» **SÉRIE DE CONSIGNES**
**a.** D'après le texte sur le péché, à quel apôtre sont attribuées les paroles sur la convoitise qui enfante le péché ?
**b.** Recopiez fidèlement le passage du texte sur le péché qui va de « L’expérience nous enseigne » jusqu'à « ou moins déçu. ».
**c.** Prolongez le texte sur le péché en reprenant juste après sa dernière phrase.

» **EXTRAIT DU TEXTE**
+--

La convoitise, lorsqu’elle a
conçu, enfante le péché ;
et le péché étant
consommé produit la mort. Ainsi
s’exprime l’apôtre Jacques.
L’expérience nous enseigne que le
diable nous trompe toujours dans une certaine
mesure et ne donne jamais à l’homme ce
qu’il lui a promis en le poussant à
pécher. Il agit ainsi dans le paradis, alors
qu’il dit à Eve : Le jour
où vous mangerez du fruit, vos yeux
s’ouvriront, et vous serez comme des dieux,
connaissant le bien et le mal. Les yeux de nos
premiers parents s’ouvrirent, en effet, mais
pour voir combien ils étaient malheureux. Le
pécheur obtient-il ce qu’il souhaite,
il est toujours plus ou moins déçu.
Un poète a dit en parlant des puissances du
ciel, ces mots qu’on pourrait plus justement
encore appliquer aux puissances de
l’enfer : "Vous introduisez l’homme
dans la vie, vous le laissez commettre le mal, puis
vous l’abandonnez à sa souffrance".
Entrez dans une prison, allez de cellule en cellule
interroger les condamnés, questionnez ce
parjure, ce calomniateur, ce meurtrier, cet
incendiaire ; d’une seule voix tous vous
certifieront que nul fripon ne nous trompe aussi
bien que notre propre coeur.

+--

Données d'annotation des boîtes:
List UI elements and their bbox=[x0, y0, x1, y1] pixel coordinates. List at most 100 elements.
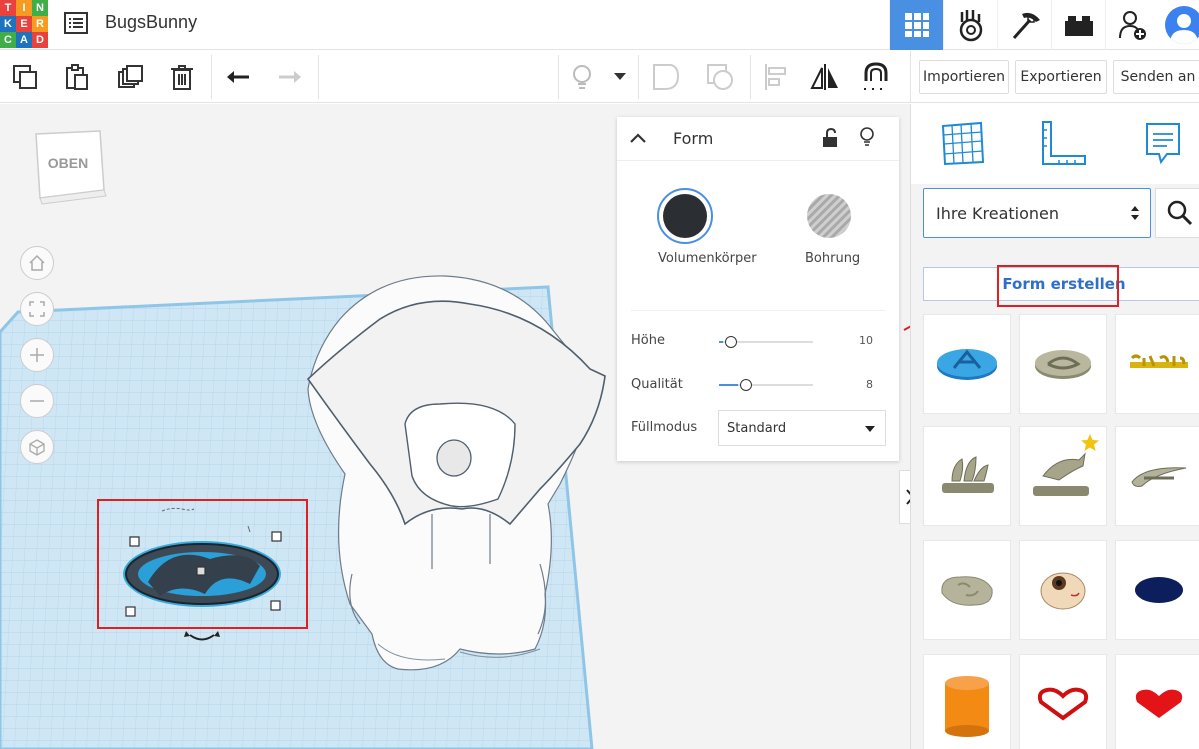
resize-handle[interactable] bbox=[125, 606, 136, 617]
fill-mode-select[interactable]: Standard bbox=[718, 410, 886, 446]
hole-swatch[interactable] bbox=[803, 190, 855, 242]
eyeball-shape bbox=[1040, 572, 1086, 610]
logo-letter: D bbox=[32, 32, 48, 48]
logo-letter: N bbox=[32, 0, 48, 16]
undo-icon[interactable] bbox=[222, 61, 254, 93]
solid-label: Volumenkörper bbox=[658, 251, 757, 266]
chevron-down-icon[interactable] bbox=[606, 61, 634, 93]
chevron-down-icon bbox=[865, 426, 875, 432]
ortho-view-icon[interactable] bbox=[20, 430, 54, 464]
home-view-icon[interactable] bbox=[20, 246, 54, 280]
logo-letter: R bbox=[32, 16, 48, 32]
group-icon[interactable] bbox=[650, 61, 682, 93]
quality-slider[interactable] bbox=[719, 379, 813, 391]
shape-card[interactable] bbox=[1115, 654, 1199, 749]
add-user-icon[interactable] bbox=[1105, 0, 1159, 50]
bricks-icon[interactable] bbox=[1051, 0, 1105, 50]
star-icon[interactable] bbox=[1080, 433, 1100, 453]
create-shape-highlight bbox=[997, 265, 1119, 307]
ruler-icon[interactable] bbox=[1039, 120, 1089, 173]
light-bulb-icon[interactable] bbox=[566, 61, 598, 93]
unlock-icon[interactable] bbox=[822, 127, 838, 153]
adidas-logo-shape bbox=[942, 456, 994, 493]
notes-icon[interactable] bbox=[1143, 120, 1183, 173]
shape-library-dropdown[interactable]: Ihre Kreationen bbox=[923, 188, 1151, 238]
delete-icon[interactable] bbox=[166, 61, 198, 93]
shape-card[interactable] bbox=[923, 540, 1011, 640]
shape-card[interactable] bbox=[1019, 654, 1107, 749]
search-button[interactable] bbox=[1155, 188, 1199, 238]
edit-toolbar bbox=[0, 51, 910, 103]
mirror-icon[interactable] bbox=[809, 61, 841, 93]
shapes-sidebar: Ihre Kreationen Form erstellen bbox=[910, 104, 1199, 749]
hole-label: Bohrung bbox=[805, 251, 861, 266]
fill-mode-label: Füllmodus bbox=[631, 420, 698, 435]
fill-mode-value: Standard bbox=[727, 421, 787, 436]
file-toolbar: Importieren Exportieren Senden an bbox=[910, 51, 1199, 103]
view-cube[interactable]: OBEN bbox=[30, 128, 110, 213]
align-icon[interactable] bbox=[759, 61, 791, 93]
panel-header: Form bbox=[617, 117, 899, 161]
shape-card[interactable] bbox=[923, 654, 1011, 749]
duplicate-icon[interactable] bbox=[114, 61, 146, 93]
send-to-button[interactable]: Senden an bbox=[1113, 60, 1199, 94]
puma-logo-shape bbox=[1033, 452, 1089, 496]
sort-arrows-icon bbox=[1131, 206, 1139, 220]
shape-card[interactable] bbox=[1019, 426, 1107, 526]
resize-handle[interactable] bbox=[270, 600, 281, 611]
red-heart-shape bbox=[1135, 689, 1183, 718]
project-list-icon[interactable] bbox=[64, 12, 88, 34]
zoom-out-icon[interactable] bbox=[20, 384, 54, 418]
export-button[interactable]: Exportieren bbox=[1015, 60, 1107, 94]
height-slider[interactable] bbox=[719, 336, 813, 348]
shape-card[interactable] bbox=[1115, 426, 1199, 526]
shape-card[interactable] bbox=[1019, 314, 1107, 414]
3d-design-icon[interactable] bbox=[889, 0, 943, 50]
paste-icon[interactable] bbox=[61, 61, 93, 93]
top-bar: T I N K E R C A D BugsBunny bbox=[0, 0, 1199, 50]
rock-shape bbox=[941, 576, 993, 606]
zoom-in-icon[interactable] bbox=[20, 338, 54, 372]
circuits-icon[interactable] bbox=[943, 0, 997, 50]
copy-icon[interactable] bbox=[9, 61, 41, 93]
height-value: 10 bbox=[859, 334, 873, 347]
avatar[interactable] bbox=[1159, 0, 1199, 50]
logo-letter: I bbox=[16, 0, 32, 16]
orange-cylinder-shape bbox=[945, 676, 989, 737]
fit-view-icon[interactable] bbox=[20, 292, 54, 326]
shape-card[interactable] bbox=[923, 426, 1011, 526]
project-title[interactable]: BugsBunny bbox=[105, 12, 197, 33]
solid-color-swatch[interactable] bbox=[657, 188, 713, 244]
light-bulb-icon[interactable] bbox=[859, 126, 875, 153]
shape-card[interactable] bbox=[923, 314, 1011, 414]
yellow-text-shape bbox=[1130, 354, 1188, 368]
shape-card[interactable] bbox=[1115, 540, 1199, 640]
logo-letter: C bbox=[0, 32, 16, 48]
blue-logo-disc bbox=[937, 349, 997, 380]
height-label: Höhe bbox=[631, 333, 665, 348]
collapse-chevron-icon[interactable] bbox=[629, 131, 647, 149]
blue-oval-shape bbox=[1135, 577, 1183, 603]
shape-card[interactable] bbox=[1115, 314, 1199, 414]
logo-letter: K bbox=[0, 16, 16, 32]
red-heart-outline-shape bbox=[1037, 687, 1089, 721]
ungroup-icon[interactable] bbox=[704, 61, 736, 93]
resize-handle[interactable] bbox=[129, 536, 140, 547]
nike-logo-shape bbox=[1131, 467, 1187, 487]
shape-card[interactable] bbox=[1019, 540, 1107, 640]
magnet-icon[interactable] bbox=[860, 61, 892, 93]
workplane-grid-icon[interactable] bbox=[939, 120, 987, 173]
top-nav bbox=[889, 0, 1199, 50]
shape-properties-panel: Form Volumenkörper Bohrung Höhe 10 Quali… bbox=[617, 117, 899, 461]
view-cube-label: OBEN bbox=[48, 155, 88, 171]
panel-title: Form bbox=[673, 129, 714, 148]
codeblocks-icon[interactable] bbox=[997, 0, 1051, 50]
resize-handle[interactable] bbox=[271, 531, 282, 542]
sidebar-tabs bbox=[911, 104, 1199, 184]
quality-label: Qualität bbox=[631, 377, 683, 392]
dropdown-value: Ihre Kreationen bbox=[936, 204, 1060, 223]
center-handle[interactable] bbox=[196, 566, 206, 576]
import-button[interactable]: Importieren bbox=[919, 60, 1009, 94]
tinkercad-logo[interactable]: T I N K E R C A D bbox=[0, 0, 48, 48]
redo-icon[interactable] bbox=[274, 61, 306, 93]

+--

» **EN RÉPONSE**
**a.** À l'apôtre Jacques.

**b.**
L’expérience nous enseigne que le
diable nous trompe toujours dans une certaine
mesure et ne donne jamais à l’homme ce
qu’il lui a promis en le poussant à
pécher. Il agit ainsi dans le paradis, alors
qu’il dit à Eve : Le jour
où vous mangerez du fruit, vos yeux
s’ouvriront, et vous serez comme des dieux,
connaissant le bien et le mal. Les yeux de nos
premiers parents s’ouvrirent, en effet, mais
pour voir combien ils étaient malheureux. Le
pécheur obtient-il ce qu’il souhaite,
il est toujours plus ou moins déçu.

**c.**
Voyez les frères de Joseph. Ils suivent des
yeux la caravane qui, de plus en plus petite, de
plus en plus indistincte, disparaît enfin
à l’horizon. Plus de rires ironiques,
plus de cris tumultueux ! Les plus hardis
essaient encore une plaisanterie, mais elle meurt
sur leurs lèvres, car ceux qu’ils
cherchent à faire rire leur répondent
par de farouches regards ; leurs yeux
n’osent plus se rencontrer. Chacun se met en
quête d’une occupation, mais ils
n’ont le coeur à rien, un sombre nuage
plane sur eux tous.
Mais, me dira-t-on, tout cela c’est de la
broderie, le texte n’en dit rien. Cela est
vrai, néanmoins je suis certain de dire la
vérité ; ce qui est écrit
dans la Bible suggère clairement ce que
j’ai lu entre les lignes. Il y a là un
homme qui fait entendre une plainte d’autant
plus déchirante qu’elle vient trop tard
et demeure sans effet. Ce regret de Ruben trouble
profondément l’âme de ses
frères.
Nous n’avons pas encore parlé de Ruben,
l’aine des fils de Jacob, responsable par
conséquent vis-à-vis de son
père. Il semble avoir été plus
doux que ses frères. Il les avait conjures
de ne pas faire mourir Joseph, mais de
l’enfermer dans la citerne, puis il
s’était éloigné,
peut-être pour chercher un moyen de le sauver
en secret, de le sortir de la fosse pendant la nuit
et de le rendre à son père. Ce
désir louable demeura absolument
stérile ; les événements
suivirent leur cours malgré ses bonnes
intentions. Ne disons pas que ce
n’était pas sa faute. S’il eut
été un homme pieux, il n’eut pas
dit : Jetez-le dans cette citerne, mais :
Qu’allez-vous faire ? Comment pouvez-vous
commettre un si grand mal et pécher contre
Dieu ?
Sans être même un croyant, s’il
eut été tout simplement un homme, il
eut fait à Joseph un rempart de son corps,
et n’eut jamais souffert qu’on
touchât à cet enfant sans
défense, qu’on fit à son vieux
père un si affreux chagrin. "Ne faites pas
usage de fil de fer là ou
l’étoupe est suffisante". Ce vieux
proverbe suisse signifie que la ou une chose peut
être obtenue par la douceur et l’amour,
il faut se garder d’employer la
violence ; là ou l'Évangile peut
toucher les coeurs la loi doit se taire.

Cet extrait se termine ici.